Extracts from a graphics dataset:
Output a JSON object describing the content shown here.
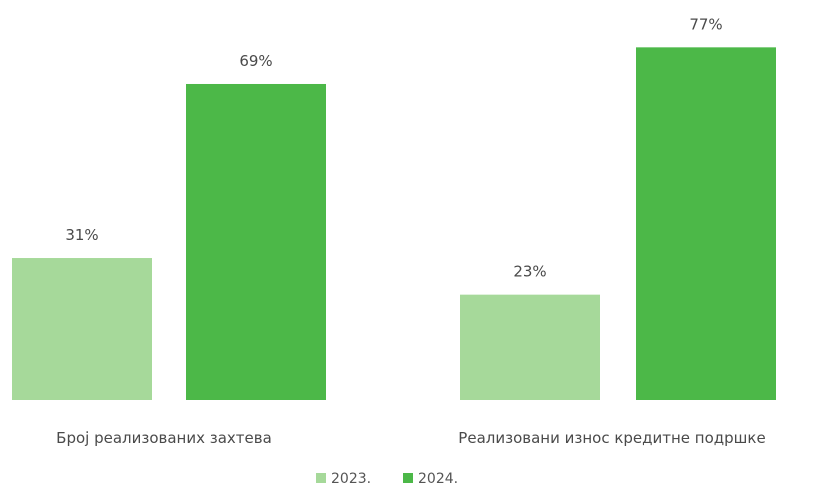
{
  "chart_data": {
    "type": "bar",
    "categories": [
      "Број реализованих захтева",
      "Реализовани износ кредитне подршке"
    ],
    "series": [
      {
        "name": "2023.",
        "values": [
          31,
          23
        ],
        "labels": [
          "31%",
          "23%"
        ],
        "color": "#a6d99a"
      },
      {
        "name": "2024.",
        "values": [
          69,
          77
        ],
        "labels": [
          "69%",
          "77%"
        ],
        "color": "#4cb848"
      }
    ],
    "ylim": [
      0,
      80
    ],
    "grid": false,
    "legend_position": "bottom-center"
  }
}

● **AIM**: Every line above should be returned exactly; the pictures stay out.

● **WRITTEN RESPONSE**:
Output a JSON object describing the content shown here.
{
  "chart_data": {
    "type": "bar",
    "categories": [
      "Број реализованих захтева",
      "Реализовани износ кредитне подршке"
    ],
    "series": [
      {
        "name": "2023.",
        "values": [
          31,
          23
        ],
        "labels": [
          "31%",
          "23%"
        ],
        "color": "#a6d99a"
      },
      {
        "name": "2024.",
        "values": [
          69,
          77
        ],
        "labels": [
          "69%",
          "77%"
        ],
        "color": "#4cb848"
      }
    ],
    "ylim": [
      0,
      80
    ],
    "grid": false,
    "legend_position": "bottom-center"
  }
}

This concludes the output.